◆ STATED TASK ◆
Rewrite the records below, swapping every "bar-yellow" for "bar-gold" and keeping everything else the same.

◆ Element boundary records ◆
- - - - -

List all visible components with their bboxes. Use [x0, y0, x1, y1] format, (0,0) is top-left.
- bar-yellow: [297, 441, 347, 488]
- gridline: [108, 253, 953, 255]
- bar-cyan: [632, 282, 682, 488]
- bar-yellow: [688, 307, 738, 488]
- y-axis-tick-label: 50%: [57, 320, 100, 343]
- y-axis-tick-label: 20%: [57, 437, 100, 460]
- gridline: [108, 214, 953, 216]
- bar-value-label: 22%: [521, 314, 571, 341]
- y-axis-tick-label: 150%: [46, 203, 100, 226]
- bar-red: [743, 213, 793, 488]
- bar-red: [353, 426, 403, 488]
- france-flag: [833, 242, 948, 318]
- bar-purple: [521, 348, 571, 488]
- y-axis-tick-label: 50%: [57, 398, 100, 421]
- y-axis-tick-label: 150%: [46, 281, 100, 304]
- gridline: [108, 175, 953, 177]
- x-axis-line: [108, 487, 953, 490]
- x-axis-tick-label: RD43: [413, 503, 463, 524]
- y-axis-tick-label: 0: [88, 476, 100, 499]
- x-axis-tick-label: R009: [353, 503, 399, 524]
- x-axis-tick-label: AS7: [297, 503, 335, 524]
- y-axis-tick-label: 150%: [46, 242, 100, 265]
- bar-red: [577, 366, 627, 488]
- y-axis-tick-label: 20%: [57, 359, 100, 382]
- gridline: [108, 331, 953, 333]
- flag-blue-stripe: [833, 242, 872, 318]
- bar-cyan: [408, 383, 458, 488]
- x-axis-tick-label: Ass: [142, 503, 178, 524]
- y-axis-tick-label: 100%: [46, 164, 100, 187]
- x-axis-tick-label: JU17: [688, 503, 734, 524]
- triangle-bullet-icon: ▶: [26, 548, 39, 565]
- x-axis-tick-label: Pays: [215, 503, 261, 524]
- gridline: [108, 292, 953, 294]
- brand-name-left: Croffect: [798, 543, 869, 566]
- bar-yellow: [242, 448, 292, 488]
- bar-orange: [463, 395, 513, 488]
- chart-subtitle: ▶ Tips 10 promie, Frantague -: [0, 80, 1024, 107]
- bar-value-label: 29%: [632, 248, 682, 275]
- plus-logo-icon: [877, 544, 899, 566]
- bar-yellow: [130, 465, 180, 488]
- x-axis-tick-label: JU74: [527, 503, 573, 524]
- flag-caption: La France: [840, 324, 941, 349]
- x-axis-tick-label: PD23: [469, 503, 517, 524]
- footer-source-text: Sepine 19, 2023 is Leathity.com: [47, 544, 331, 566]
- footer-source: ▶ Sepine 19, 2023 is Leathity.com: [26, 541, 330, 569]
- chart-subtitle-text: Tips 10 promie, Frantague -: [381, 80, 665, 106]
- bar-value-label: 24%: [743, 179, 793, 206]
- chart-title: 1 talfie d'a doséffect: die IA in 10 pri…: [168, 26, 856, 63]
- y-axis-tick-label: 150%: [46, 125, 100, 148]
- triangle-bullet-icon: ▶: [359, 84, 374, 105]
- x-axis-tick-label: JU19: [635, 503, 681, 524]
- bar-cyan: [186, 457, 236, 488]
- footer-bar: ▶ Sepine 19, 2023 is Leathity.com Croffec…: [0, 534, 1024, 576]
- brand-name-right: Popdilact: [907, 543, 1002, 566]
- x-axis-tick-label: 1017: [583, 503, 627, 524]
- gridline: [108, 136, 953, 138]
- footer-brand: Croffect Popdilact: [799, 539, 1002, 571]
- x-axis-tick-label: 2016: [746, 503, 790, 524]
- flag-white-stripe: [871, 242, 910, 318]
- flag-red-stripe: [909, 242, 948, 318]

- - - - -

◆ RESPONSE TO THIS EXERCISE ◆
List all visible components with their bboxes. Use [x0, y0, x1, y1] format, (0,0) is top-left.
- bar-gold: [297, 441, 347, 488]
- gridline: [108, 253, 953, 255]
- bar-cyan: [632, 282, 682, 488]
- bar-gold: [688, 307, 738, 488]
- y-axis-tick-label: 50%: [57, 320, 100, 343]
- y-axis-tick-label: 20%: [57, 437, 100, 460]
- gridline: [108, 214, 953, 216]
- bar-value-label: 22%: [521, 314, 571, 341]
- y-axis-tick-label: 150%: [46, 203, 100, 226]
- bar-red: [743, 213, 793, 488]
- bar-red: [353, 426, 403, 488]
- france-flag: [833, 242, 948, 318]
- bar-purple: [521, 348, 571, 488]
- y-axis-tick-label: 50%: [57, 398, 100, 421]
- y-axis-tick-label: 150%: [46, 281, 100, 304]
- gridline: [108, 175, 953, 177]
- x-axis-line: [108, 487, 953, 490]
- x-axis-tick-label: RD43: [413, 503, 463, 524]
- y-axis-tick-label: 0: [88, 476, 100, 499]
- x-axis-tick-label: R009: [353, 503, 399, 524]
- x-axis-tick-label: AS7: [297, 503, 335, 524]
- y-axis-tick-label: 150%: [46, 242, 100, 265]
- bar-red: [577, 366, 627, 488]
- y-axis-tick-label: 20%: [57, 359, 100, 382]
- gridline: [108, 331, 953, 333]
- flag-blue-stripe: [833, 242, 872, 318]
- bar-cyan: [408, 383, 458, 488]
- x-axis-tick-label: Ass: [142, 503, 178, 524]
- y-axis-tick-label: 100%: [46, 164, 100, 187]
- x-axis-tick-label: JU17: [688, 503, 734, 524]
- triangle-bullet-icon: ▶: [26, 548, 39, 565]
- x-axis-tick-label: Pays: [215, 503, 261, 524]
- gridline: [108, 292, 953, 294]
- brand-name-left: Croffect: [798, 543, 869, 566]
- bar-gold: [242, 448, 292, 488]
- bar-orange: [463, 395, 513, 488]
- chart-subtitle: ▶ Tips 10 promie, Frantague -: [0, 80, 1024, 107]
- bar-value-label: 29%: [632, 248, 682, 275]
- plus-logo-icon: [877, 544, 899, 566]
- bar-gold: [130, 465, 180, 488]
- x-axis-tick-label: JU74: [527, 503, 573, 524]
- flag-caption: La France: [840, 324, 941, 349]
- x-axis-tick-label: PD23: [469, 503, 517, 524]
- footer-source-text: Sepine 19, 2023 is Leathity.com: [47, 544, 331, 566]
- footer-source: ▶ Sepine 19, 2023 is Leathity.com: [26, 541, 330, 569]
- chart-subtitle-text: Tips 10 promie, Frantague -: [381, 80, 665, 106]
- bar-value-label: 24%: [743, 179, 793, 206]
- chart-title: 1 talfie d'a doséffect: die IA in 10 pri…: [168, 26, 856, 63]
- y-axis-tick-label: 150%: [46, 125, 100, 148]
- triangle-bullet-icon: ▶: [359, 84, 374, 105]
- x-axis-tick-label: JU19: [635, 503, 681, 524]
- bar-cyan: [186, 457, 236, 488]
- footer-bar: ▶ Sepine 19, 2023 is Leathity.com Croffec…: [0, 534, 1024, 576]
- brand-name-right: Popdilact: [907, 543, 1002, 566]
- x-axis-tick-label: 1017: [583, 503, 627, 524]
- gridline: [108, 136, 953, 138]
- footer-brand: Croffect Popdilact: [799, 539, 1002, 571]
- x-axis-tick-label: 2016: [746, 503, 790, 524]
- flag-white-stripe: [871, 242, 910, 318]
- flag-red-stripe: [909, 242, 948, 318]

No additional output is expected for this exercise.